• GOAL
Hunt for the word "statement" across the entries below, copying each line that holds it.

• MATERIAL FOR THIS EXERCISE
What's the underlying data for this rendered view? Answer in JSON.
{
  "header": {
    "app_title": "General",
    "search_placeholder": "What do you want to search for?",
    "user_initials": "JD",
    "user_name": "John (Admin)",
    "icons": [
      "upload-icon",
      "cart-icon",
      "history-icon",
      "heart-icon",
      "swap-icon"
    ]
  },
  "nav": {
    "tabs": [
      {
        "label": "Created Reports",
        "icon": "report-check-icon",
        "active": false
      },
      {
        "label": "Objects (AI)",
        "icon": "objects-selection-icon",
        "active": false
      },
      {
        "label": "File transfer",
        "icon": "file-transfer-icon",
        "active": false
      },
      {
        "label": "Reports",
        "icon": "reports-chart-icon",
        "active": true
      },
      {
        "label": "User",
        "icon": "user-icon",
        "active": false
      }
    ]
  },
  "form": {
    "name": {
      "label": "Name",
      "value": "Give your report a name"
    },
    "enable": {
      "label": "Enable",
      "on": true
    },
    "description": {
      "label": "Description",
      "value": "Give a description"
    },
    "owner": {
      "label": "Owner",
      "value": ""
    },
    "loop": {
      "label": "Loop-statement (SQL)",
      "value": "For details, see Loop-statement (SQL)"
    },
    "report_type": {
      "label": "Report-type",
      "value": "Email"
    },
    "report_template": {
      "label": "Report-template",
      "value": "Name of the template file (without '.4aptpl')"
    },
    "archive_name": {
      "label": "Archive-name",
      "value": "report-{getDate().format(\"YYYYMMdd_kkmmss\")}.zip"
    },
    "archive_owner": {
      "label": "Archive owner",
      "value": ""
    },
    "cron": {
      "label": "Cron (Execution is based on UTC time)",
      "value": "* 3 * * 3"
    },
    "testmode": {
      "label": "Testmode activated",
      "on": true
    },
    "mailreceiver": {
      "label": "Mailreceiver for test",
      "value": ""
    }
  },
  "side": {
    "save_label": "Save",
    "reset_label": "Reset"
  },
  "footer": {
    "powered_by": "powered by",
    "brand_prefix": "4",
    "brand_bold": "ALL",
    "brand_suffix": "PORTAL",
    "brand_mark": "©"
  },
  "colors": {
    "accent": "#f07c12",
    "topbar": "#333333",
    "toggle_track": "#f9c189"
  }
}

• WRITTEN ANSWER
      "label": "Loop-statement (SQL)",
      "value": "For details, see Loop-statement (SQL)"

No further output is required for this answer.